_Aim_
Extract every line that contains the word "this".

[Source records]
++++++
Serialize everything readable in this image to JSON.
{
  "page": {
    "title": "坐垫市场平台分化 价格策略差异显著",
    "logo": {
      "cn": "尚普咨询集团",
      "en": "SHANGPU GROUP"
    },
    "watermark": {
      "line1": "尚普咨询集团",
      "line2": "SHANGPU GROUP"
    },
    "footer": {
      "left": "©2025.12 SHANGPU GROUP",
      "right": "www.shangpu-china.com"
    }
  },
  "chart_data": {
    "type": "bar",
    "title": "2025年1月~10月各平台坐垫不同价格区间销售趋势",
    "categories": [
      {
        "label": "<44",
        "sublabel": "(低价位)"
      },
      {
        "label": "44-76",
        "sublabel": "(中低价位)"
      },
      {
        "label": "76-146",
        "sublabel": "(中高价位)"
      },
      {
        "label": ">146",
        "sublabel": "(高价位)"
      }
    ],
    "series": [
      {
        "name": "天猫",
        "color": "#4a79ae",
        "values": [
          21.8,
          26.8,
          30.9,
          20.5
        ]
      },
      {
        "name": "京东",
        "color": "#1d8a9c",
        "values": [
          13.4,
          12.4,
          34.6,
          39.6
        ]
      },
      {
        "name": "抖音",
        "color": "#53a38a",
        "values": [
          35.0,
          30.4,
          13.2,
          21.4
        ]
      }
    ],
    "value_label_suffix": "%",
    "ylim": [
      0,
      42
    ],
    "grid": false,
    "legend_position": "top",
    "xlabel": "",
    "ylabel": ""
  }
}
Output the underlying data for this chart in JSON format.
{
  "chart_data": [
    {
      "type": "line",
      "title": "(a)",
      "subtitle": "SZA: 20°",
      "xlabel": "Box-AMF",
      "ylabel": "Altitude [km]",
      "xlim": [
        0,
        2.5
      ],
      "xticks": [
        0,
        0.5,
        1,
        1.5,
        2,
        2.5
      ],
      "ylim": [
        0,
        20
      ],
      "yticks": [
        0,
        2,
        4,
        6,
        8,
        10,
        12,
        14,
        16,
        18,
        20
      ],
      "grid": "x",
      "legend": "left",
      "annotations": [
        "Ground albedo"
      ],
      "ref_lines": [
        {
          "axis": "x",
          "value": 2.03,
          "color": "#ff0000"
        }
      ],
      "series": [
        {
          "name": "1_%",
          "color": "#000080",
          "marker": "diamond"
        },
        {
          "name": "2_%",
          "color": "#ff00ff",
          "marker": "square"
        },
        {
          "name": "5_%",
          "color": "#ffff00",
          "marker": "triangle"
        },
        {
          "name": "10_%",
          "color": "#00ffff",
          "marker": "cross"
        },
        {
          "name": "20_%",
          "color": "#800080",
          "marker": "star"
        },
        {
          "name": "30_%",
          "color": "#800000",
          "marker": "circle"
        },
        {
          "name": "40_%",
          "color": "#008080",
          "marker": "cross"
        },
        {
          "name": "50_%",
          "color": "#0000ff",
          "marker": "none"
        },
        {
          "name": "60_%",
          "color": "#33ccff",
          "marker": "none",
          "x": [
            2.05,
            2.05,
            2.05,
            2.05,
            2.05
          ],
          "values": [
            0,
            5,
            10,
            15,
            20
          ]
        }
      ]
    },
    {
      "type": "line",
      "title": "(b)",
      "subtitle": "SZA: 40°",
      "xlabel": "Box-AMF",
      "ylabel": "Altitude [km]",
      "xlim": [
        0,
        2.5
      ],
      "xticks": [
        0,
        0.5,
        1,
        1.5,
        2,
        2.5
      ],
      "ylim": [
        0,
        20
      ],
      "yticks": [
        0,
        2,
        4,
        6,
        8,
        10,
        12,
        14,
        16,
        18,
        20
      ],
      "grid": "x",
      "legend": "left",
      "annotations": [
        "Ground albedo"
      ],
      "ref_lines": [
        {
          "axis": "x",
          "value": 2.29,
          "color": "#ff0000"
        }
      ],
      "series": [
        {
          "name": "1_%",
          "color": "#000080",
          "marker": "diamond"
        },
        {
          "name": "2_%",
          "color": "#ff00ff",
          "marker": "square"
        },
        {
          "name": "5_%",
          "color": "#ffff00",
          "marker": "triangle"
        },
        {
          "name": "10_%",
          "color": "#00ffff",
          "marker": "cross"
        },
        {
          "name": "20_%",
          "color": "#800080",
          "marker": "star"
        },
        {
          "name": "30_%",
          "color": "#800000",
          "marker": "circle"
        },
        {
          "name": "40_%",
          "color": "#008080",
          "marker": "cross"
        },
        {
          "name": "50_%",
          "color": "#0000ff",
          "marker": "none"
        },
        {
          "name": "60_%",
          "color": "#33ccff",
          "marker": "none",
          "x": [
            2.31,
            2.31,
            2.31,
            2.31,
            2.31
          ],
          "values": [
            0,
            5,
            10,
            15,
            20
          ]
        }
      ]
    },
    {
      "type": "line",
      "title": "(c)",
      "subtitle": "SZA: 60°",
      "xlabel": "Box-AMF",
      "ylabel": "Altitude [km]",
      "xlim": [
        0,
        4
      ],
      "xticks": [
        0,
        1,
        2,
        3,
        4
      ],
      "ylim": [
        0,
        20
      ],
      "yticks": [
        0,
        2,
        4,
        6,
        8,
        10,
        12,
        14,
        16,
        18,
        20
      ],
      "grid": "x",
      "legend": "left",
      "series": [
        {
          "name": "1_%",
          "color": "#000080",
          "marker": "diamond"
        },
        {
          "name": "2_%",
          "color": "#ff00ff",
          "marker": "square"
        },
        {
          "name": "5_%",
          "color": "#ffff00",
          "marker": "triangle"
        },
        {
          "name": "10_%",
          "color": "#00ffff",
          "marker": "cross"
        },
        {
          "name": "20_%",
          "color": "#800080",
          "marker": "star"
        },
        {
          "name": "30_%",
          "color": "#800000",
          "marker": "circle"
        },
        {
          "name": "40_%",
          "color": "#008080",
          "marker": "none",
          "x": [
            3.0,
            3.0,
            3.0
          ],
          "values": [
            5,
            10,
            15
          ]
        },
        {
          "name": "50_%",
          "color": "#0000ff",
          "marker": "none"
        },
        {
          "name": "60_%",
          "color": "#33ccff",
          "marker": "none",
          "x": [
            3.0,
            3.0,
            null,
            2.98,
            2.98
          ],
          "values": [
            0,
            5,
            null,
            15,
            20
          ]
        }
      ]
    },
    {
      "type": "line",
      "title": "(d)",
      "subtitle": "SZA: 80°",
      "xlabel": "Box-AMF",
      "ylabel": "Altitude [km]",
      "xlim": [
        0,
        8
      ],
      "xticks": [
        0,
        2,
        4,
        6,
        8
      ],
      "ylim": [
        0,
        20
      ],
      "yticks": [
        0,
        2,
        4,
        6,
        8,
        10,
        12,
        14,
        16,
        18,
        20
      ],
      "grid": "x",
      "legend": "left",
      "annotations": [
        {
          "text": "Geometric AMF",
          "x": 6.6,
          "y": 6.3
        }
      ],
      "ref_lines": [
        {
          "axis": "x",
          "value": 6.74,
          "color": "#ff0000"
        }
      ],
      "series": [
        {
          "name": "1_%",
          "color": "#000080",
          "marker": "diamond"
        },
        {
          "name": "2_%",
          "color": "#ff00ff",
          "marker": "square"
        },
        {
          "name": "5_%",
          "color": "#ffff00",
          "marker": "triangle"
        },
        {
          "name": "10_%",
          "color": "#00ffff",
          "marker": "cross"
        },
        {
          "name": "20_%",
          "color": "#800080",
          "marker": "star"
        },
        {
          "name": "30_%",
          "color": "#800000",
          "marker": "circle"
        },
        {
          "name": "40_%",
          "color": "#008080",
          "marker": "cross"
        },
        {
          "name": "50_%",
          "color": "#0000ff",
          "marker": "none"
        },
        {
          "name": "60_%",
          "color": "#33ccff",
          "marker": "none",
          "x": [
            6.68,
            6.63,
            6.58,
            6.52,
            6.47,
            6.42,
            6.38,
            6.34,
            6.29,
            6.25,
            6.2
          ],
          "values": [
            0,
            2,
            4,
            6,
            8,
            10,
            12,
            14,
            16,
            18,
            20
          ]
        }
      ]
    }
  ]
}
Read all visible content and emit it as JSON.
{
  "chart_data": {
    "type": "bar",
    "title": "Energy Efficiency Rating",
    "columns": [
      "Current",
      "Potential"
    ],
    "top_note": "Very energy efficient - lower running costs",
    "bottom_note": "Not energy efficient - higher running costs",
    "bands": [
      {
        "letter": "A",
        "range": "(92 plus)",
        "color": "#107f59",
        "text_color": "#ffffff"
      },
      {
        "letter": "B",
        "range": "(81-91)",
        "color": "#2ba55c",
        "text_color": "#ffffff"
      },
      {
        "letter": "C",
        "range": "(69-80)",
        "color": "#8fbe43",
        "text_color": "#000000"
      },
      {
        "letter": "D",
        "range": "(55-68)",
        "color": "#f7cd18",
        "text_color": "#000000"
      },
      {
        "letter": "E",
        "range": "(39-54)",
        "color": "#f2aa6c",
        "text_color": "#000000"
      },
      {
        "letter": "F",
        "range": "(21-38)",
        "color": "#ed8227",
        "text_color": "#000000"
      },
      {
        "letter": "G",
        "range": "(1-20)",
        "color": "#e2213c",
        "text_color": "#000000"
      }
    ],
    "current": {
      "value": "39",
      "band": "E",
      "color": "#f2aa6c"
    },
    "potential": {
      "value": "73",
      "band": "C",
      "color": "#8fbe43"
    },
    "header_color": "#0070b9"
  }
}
++++++
_Response_
Serialize everything readable in this image to JSON.
Output the underlying data for this chart in JSON format.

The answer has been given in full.